Provided material:

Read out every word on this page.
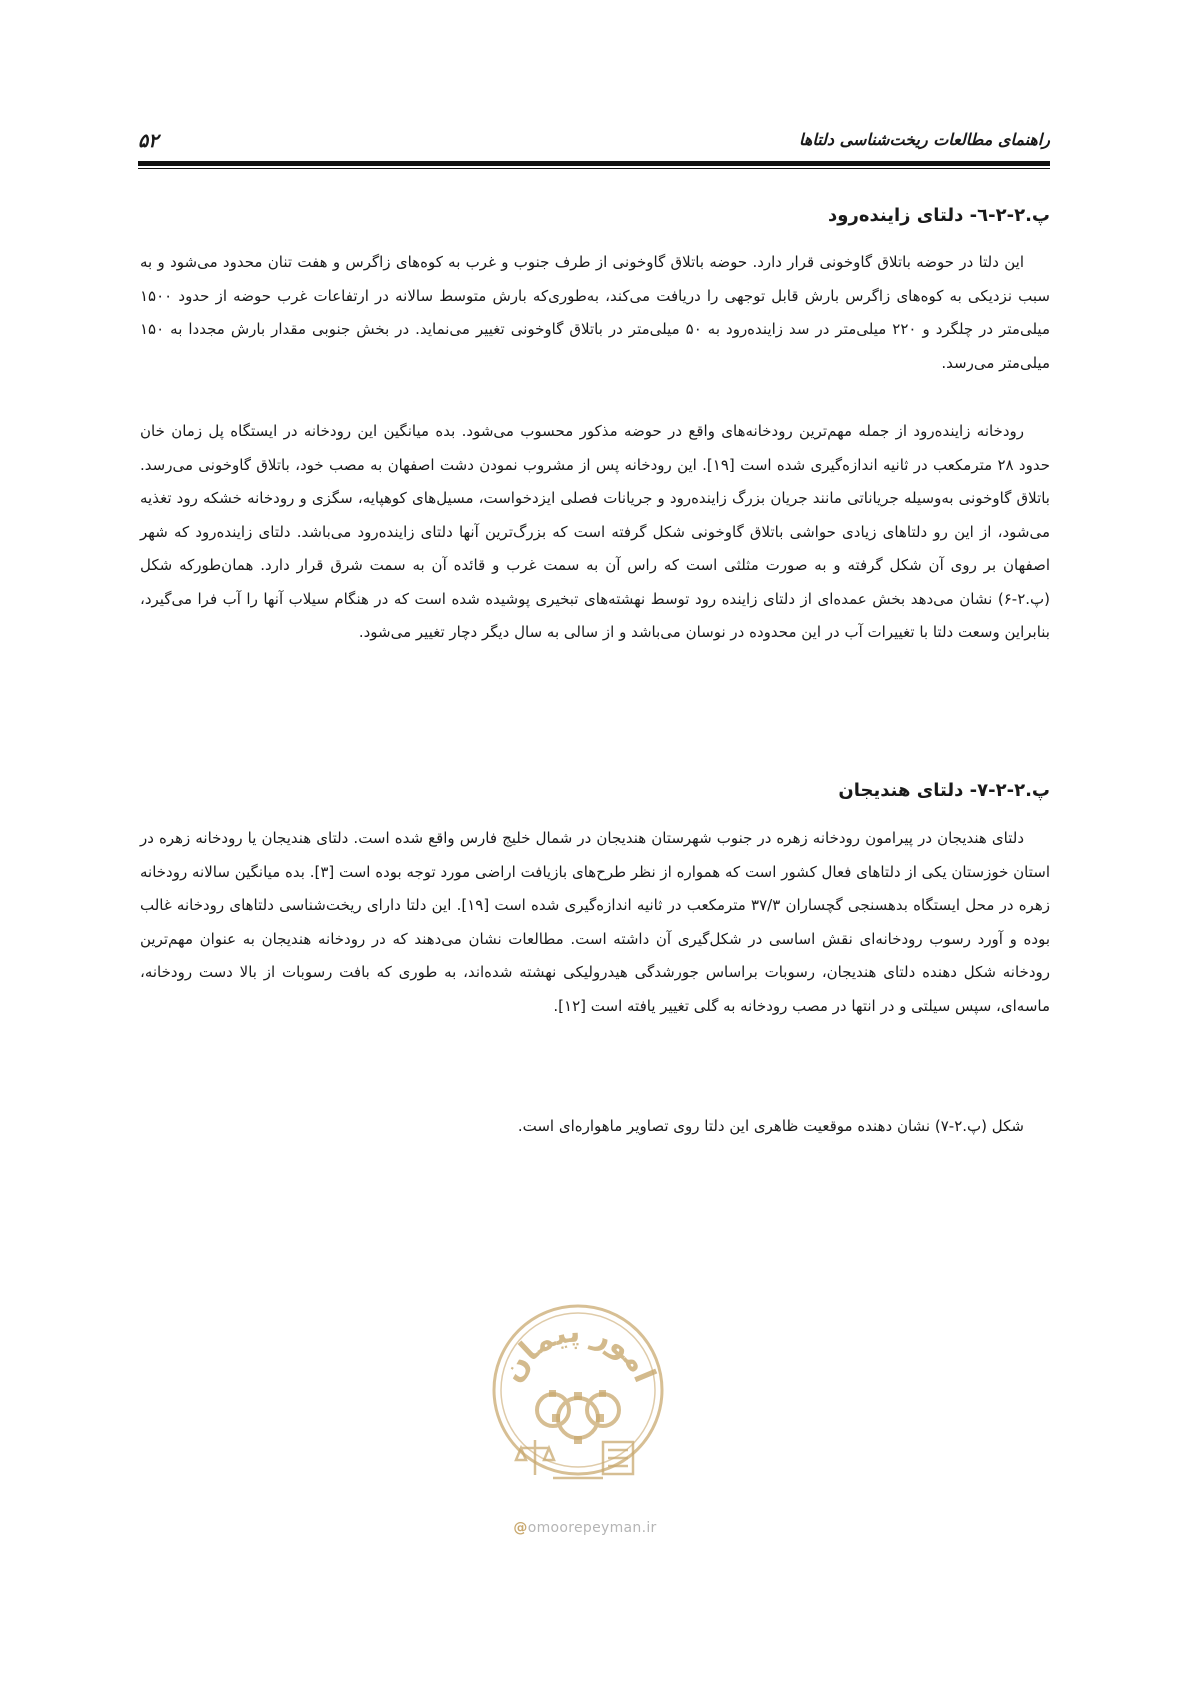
۵۲	راهنمای مطالعات ریخت‌شناسی دلتاها
پ.۲-۲-٦- دلتای زاینده‌رود
این دلتا در حوضه باتلاق گاوخونی قرار دارد. حوضه باتلاق گاوخونی از طرف جنوب و غرب به کوه‌های زاگرس و هفت تنان محدود می‌شود و به سبب نزدیکی به کوه‌های زاگرس بارش قابل توجهی را دریافت می‌کند، به‌طوری‌که بارش متوسط سالانه در ارتفاعات غرب حوضه از حدود ۱۵۰۰ میلی‌متر در چلگرد و ۲۲۰ میلی‌متر در سد زاینده‌رود به ۵۰ میلی‌متر در باتلاق گاوخونی تغییر می‌نماید. در بخش جنوبی مقدار بارش مجددا به ۱۵۰ میلی‌متر می‌رسد.
رودخانه زاینده‌رود از جمله مهم‌ترین رودخانه‌های واقع در حوضه مذکور محسوب می‌شود. بده میانگین این رودخانه در ایستگاه پل زمان خان حدود ۲۸ مترمکعب در ثانیه اندازه‌گیری شده است [۱۹]. این رودخانه پس از مشروب نمودن دشت اصفهان به مصب خود، باتلاق گاوخونی می‌رسد. باتلاق گاوخونی به‌وسیله جریاناتی مانند جریان بزرگ زاینده‌رود و جریانات فصلی ایزدخواست، مسیل‌های کوهپایه، سگزی و رودخانه خشکه رود تغذیه می‌شود، از این رو دلتاهای زیادی حواشی باتلاق گاوخونی شکل گرفته است که بزرگ‌ترین آنها دلتای زاینده‌رود می‌باشد. دلتای زاینده‌رود که شهر اصفهان بر روی آن شکل گرفته و به صورت مثلثی است که راس آن به سمت غرب و قائده آن به سمت شرق قرار دارد. همان‌طورکه شکل (پ.۲-۶) نشان می‌دهد بخش عمده‌ای از دلتای زاینده رود توسط نهشته‌های تبخیری پوشیده شده است که در هنگام سیلاب آنها را آب فرا می‌گیرد، بنابراین وسعت دلتا با تغییرات آب در این محدوده در نوسان می‌باشد و از سالی به سال دیگر دچار تغییر می‌شود.
پ.۲-۲-۷- دلتای هندیجان
دلتای هندیجان در پیرامون رودخانه زهره در جنوب شهرستان هندیجان در شمال خلیج فارس واقع شده است. دلتای هندیجان یا رودخانه زهره در استان خوزستان یکی از دلتاهای فعال کشور است که همواره از نظر طرح‌های بازیافت اراضی مورد توجه بوده است [۳]. بده میانگین سالانه رودخانه زهره در محل ایستگاه بدهسنجی گچساران ۳۷/۳ مترمکعب در ثانیه اندازه‌گیری شده است [۱۹]. این دلتا دارای ریخت‌شناسی دلتاهای رودخانه غالب بوده و آورد رسوب رودخانه‌ای نقش اساسی در شکل‌گیری آن داشته است. مطالعات نشان می‌دهند که در رودخانه هندیجان به عنوان مهم‌ترین رودخانه شکل دهنده دلتای هندیجان، رسوبات براساس جورشدگی هیدرولیکی نهشته شده‌اند، به طوری که بافت رسوبات از بالا دست رودخانه، ماسه‌ای، سپس سیلتی و در انتها در مصب رودخانه به گلی تغییر یافته است [۱۲].
شکل (پ.۲-۷) نشان دهنده موقعیت ظاهری این دلتا روی تصاویر ماهواره‌ای است.
امور پیمان
@omoorepeyman.ir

Aim of the task: Show every line where the string "ایستگاه" appears.

Response:
رودخانه زاینده‌رود از جمله مهم‌ترین رودخانه‌های واقع در حوضه مذکور محسوب می‌شود. بده میانگین این رودخانه در ایستگاه پل زمان خان حدود ۲۸ مترمکعب در ثانیه اندازه‌گیری شده است [۱۹]. این رودخانه پس از مشروب نمودن دشت اصفهان به مصب خود، باتلاق گاوخونی می‌رسد. باتلاق گاوخونی به‌وسیله جریاناتی مانند جریان بزرگ زاینده‌رود و جریانات فصلی ایزدخواست، مسیل‌های کوهپایه، سگزی و رودخانه خشکه رود تغذیه می‌شود، از این رو دلتاهای زیادی حواشی باتلاق گاوخونی شکل گرفته است که بزرگ‌ترین آنها دلتای زاینده‌رود می‌باشد. دلتای زاینده‌رود که شهر اصفهان بر روی آن شکل گرفته و به صورت مثلثی است که راس آن به سمت غرب و قائده آن به سمت شرق قرار دارد. همان‌طورکه شکل (پ.۲-۶) نشان می‌دهد بخش عمده‌ای از دلتای زاینده رود توسط نهشته‌های تبخیری پوشیده شده است که در هنگام سیلاب آنها را آب فرا می‌گیرد، بنابراین وسعت دلتا با تغییرات آب در این محدوده در نوسان می‌باشد و از سالی به سال دیگر دچار تغییر می‌شود.
دلتای هندیجان در پیرامون رودخانه زهره در جنوب شهرستان هندیجان در شمال خلیج فارس واقع شده است. دلتای هندیجان یا رودخانه زهره در استان خوزستان یکی از دلتاهای فعال کشور است که همواره از نظر طرح‌های بازیافت اراضی مورد توجه بوده است [۳]. بده میانگین سالانه رودخانه زهره در محل ایستگاه بدهسنجی گچساران ۳۷/۳ مترمکعب در ثانیه اندازه‌گیری شده است [۱۹]. این دلتا دارای ریخت‌شناسی دلتاهای رودخانه غالب بوده و آورد رسوب رودخانه‌ای نقش اساسی در شکل‌گیری آن داشته است. مطالعات نشان می‌دهند که در رودخانه هندیجان به عنوان مهم‌ترین رودخانه شکل دهنده دلتای هندیجان، رسوبات براساس جورشدگی هیدرولیکی نهشته شده‌اند، به طوری که بافت رسوبات از بالا دست رودخانه، ماسه‌ای، سپس سیلتی و در انتها در مصب رودخانه به گلی تغییر یافته است [۱۲].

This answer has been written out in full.